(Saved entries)
--- START ---

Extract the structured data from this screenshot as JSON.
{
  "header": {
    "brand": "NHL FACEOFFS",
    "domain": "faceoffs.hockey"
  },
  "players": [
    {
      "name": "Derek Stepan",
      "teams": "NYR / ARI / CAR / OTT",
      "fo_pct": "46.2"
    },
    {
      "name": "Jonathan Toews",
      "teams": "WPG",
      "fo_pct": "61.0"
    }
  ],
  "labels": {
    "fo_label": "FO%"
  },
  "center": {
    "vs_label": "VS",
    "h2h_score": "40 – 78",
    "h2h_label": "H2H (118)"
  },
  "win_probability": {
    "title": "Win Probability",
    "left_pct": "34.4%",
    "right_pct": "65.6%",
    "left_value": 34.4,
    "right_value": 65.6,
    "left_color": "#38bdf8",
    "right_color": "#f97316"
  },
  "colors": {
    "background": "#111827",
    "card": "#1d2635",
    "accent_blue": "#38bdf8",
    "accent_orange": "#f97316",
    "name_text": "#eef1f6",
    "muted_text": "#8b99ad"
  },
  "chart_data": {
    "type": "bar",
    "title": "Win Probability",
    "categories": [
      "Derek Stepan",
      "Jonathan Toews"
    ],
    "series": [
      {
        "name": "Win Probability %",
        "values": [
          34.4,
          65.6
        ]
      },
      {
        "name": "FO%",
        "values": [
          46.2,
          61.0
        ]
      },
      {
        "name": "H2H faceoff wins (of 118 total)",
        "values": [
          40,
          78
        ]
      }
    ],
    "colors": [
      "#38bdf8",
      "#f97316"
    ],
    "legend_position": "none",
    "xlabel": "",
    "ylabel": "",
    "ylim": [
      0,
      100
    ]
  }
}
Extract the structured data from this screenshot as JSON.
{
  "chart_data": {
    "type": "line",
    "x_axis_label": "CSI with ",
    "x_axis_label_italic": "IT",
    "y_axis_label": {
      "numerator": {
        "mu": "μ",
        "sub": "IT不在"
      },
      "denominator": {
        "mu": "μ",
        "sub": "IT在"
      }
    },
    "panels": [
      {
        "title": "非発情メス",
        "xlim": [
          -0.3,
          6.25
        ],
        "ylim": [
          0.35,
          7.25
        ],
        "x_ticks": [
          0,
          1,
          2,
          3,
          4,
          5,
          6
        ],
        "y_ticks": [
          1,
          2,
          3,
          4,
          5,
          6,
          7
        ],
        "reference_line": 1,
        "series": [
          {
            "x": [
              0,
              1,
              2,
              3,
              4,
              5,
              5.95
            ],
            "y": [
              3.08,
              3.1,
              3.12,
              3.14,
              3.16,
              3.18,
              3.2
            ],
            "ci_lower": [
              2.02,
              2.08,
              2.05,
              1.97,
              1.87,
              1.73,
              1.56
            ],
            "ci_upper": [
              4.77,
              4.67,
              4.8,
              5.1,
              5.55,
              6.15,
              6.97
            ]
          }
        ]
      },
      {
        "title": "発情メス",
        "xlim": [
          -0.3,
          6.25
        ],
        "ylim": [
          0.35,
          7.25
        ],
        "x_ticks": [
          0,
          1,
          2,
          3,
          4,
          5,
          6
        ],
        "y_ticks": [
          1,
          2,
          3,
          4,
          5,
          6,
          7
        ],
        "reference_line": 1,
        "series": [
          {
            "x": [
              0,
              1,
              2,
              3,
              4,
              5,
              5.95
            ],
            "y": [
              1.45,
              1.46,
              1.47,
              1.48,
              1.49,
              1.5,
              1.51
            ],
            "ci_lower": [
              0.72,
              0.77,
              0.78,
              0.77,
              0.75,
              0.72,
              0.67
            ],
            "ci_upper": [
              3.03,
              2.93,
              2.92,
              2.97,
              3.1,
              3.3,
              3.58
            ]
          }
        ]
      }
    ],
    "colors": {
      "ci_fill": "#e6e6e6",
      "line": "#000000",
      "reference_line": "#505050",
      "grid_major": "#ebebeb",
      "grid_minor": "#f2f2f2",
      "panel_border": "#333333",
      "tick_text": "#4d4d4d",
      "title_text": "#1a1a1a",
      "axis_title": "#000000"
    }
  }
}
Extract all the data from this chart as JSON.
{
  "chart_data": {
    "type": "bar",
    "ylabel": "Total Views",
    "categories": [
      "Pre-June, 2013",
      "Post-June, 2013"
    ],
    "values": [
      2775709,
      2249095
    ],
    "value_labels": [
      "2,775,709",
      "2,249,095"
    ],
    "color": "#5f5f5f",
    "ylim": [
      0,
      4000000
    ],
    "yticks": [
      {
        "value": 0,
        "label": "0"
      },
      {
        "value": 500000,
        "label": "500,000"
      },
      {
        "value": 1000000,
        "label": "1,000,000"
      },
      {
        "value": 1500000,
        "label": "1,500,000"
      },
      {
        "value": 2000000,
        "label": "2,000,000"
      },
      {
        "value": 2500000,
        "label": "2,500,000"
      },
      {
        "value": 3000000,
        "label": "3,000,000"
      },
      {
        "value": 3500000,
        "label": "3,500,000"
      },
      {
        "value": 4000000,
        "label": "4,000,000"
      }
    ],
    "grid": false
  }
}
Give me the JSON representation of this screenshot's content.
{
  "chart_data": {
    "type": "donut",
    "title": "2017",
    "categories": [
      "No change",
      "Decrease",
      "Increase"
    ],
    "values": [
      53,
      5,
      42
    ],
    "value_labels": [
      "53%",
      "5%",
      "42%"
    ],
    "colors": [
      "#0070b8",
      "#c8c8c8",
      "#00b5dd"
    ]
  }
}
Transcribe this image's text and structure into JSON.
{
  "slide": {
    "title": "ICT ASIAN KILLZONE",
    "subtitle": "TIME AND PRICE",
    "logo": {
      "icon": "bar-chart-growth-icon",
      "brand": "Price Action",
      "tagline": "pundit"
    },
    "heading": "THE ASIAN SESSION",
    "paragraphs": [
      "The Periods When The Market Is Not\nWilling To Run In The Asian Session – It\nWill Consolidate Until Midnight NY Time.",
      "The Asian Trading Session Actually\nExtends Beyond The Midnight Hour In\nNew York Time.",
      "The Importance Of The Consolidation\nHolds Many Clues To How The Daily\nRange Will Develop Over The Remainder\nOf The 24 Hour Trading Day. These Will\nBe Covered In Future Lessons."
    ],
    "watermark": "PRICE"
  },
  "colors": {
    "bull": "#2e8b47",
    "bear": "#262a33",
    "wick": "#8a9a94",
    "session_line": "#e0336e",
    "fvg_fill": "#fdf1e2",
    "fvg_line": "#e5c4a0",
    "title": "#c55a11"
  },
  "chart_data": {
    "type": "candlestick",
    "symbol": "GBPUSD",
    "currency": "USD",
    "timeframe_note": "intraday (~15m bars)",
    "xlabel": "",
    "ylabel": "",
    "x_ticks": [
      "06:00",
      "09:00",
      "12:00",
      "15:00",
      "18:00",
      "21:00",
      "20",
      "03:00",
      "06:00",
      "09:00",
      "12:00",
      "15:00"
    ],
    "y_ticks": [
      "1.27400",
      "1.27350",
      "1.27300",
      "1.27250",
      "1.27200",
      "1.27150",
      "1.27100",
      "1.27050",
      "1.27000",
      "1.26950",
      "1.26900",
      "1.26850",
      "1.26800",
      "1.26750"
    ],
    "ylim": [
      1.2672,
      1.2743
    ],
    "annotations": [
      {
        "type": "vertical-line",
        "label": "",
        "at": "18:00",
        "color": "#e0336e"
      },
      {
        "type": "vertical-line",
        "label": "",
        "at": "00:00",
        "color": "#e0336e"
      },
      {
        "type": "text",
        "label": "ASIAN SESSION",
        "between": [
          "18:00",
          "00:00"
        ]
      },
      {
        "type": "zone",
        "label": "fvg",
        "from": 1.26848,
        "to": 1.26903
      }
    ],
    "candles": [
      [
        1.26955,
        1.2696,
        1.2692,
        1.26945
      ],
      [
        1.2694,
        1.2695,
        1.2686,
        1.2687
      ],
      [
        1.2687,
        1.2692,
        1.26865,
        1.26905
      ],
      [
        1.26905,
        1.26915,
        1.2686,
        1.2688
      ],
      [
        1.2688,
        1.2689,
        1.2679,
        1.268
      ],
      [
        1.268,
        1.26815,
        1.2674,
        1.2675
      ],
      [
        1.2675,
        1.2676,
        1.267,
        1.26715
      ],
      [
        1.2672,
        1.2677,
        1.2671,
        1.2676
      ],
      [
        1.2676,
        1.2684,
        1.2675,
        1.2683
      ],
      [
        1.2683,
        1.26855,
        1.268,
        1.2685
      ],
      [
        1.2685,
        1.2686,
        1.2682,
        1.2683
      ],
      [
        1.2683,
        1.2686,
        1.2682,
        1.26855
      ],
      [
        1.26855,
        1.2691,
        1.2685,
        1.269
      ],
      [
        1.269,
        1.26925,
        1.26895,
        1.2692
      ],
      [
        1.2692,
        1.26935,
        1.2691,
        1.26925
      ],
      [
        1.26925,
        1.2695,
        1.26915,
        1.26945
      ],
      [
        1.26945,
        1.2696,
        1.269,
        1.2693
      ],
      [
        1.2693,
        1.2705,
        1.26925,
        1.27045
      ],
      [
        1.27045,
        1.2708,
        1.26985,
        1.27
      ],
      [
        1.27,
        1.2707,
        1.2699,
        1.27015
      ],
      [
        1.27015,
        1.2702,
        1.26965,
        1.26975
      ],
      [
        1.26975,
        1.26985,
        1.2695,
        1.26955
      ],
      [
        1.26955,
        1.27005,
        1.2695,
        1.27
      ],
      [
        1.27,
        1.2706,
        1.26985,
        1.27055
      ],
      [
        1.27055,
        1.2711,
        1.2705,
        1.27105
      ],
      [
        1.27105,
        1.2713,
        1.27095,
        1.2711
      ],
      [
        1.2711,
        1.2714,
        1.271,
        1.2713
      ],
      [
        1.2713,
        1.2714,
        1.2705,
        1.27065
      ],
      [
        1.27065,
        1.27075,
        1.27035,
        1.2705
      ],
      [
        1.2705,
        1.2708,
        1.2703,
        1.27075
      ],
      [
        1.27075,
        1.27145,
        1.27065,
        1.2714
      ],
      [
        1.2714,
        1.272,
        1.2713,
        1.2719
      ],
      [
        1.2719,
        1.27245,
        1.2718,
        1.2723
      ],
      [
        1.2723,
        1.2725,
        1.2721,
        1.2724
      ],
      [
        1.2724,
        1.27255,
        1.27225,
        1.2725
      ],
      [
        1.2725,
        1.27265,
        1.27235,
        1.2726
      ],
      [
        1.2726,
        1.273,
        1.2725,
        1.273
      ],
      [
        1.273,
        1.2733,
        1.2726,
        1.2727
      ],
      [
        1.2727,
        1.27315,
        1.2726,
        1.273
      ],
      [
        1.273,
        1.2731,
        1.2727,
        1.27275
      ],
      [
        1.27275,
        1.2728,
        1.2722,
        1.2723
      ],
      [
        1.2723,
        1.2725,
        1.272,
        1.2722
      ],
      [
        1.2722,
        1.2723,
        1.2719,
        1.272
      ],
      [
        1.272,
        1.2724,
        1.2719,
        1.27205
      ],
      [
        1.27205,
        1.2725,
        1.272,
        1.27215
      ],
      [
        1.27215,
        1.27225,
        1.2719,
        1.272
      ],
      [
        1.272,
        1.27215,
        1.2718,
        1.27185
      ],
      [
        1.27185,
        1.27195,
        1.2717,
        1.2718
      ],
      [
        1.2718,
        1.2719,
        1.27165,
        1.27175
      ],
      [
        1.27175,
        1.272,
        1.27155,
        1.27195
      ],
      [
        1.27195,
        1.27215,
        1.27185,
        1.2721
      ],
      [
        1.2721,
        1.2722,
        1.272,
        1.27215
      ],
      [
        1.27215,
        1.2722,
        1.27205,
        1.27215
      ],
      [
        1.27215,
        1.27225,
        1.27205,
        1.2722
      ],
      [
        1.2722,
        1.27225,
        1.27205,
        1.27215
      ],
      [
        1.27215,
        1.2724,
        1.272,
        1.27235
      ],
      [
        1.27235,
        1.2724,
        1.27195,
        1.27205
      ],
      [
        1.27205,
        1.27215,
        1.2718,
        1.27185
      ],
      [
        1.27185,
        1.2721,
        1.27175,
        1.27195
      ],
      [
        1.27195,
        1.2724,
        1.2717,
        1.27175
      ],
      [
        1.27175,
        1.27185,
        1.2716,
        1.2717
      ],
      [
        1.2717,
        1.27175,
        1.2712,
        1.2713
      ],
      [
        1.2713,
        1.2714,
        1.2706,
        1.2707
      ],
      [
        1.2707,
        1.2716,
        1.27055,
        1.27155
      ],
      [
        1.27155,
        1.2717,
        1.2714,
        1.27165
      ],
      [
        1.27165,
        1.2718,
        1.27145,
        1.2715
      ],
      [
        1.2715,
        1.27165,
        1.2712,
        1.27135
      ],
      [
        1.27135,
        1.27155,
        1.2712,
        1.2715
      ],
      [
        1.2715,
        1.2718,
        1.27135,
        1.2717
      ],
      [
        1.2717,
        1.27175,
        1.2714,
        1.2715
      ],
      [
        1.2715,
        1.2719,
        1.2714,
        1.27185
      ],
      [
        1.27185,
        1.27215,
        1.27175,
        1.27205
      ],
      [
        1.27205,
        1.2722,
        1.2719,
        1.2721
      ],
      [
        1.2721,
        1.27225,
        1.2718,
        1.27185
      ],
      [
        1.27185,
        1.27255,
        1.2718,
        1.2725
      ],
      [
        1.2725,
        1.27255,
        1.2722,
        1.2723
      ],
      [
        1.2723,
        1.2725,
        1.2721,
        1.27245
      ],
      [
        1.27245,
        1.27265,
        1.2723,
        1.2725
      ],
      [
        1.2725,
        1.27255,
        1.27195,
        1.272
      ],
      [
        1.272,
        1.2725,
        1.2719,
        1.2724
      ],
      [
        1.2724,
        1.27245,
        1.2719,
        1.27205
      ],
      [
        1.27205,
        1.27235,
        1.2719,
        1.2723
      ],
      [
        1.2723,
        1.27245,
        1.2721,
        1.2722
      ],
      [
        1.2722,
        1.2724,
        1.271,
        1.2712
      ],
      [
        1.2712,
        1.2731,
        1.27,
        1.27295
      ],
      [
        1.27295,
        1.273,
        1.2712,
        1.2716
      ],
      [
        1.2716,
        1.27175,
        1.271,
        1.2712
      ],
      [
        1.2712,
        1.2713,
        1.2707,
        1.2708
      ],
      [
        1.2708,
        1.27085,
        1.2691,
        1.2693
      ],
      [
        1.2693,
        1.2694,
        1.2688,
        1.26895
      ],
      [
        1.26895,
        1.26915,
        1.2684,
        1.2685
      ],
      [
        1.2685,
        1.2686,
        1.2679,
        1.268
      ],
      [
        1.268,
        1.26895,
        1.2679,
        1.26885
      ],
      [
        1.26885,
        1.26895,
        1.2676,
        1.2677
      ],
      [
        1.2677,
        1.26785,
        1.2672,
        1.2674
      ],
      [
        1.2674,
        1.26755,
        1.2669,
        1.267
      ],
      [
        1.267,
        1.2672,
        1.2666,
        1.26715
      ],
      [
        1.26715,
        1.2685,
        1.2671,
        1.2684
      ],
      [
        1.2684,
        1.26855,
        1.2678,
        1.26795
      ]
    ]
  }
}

--- END ---

EXERCISE OBJECTIVE
Gather each line in these records that contains the string "Jonathan".

TASK RESULT
      "name": "Jonathan Toews",
      "Jonathan Toews"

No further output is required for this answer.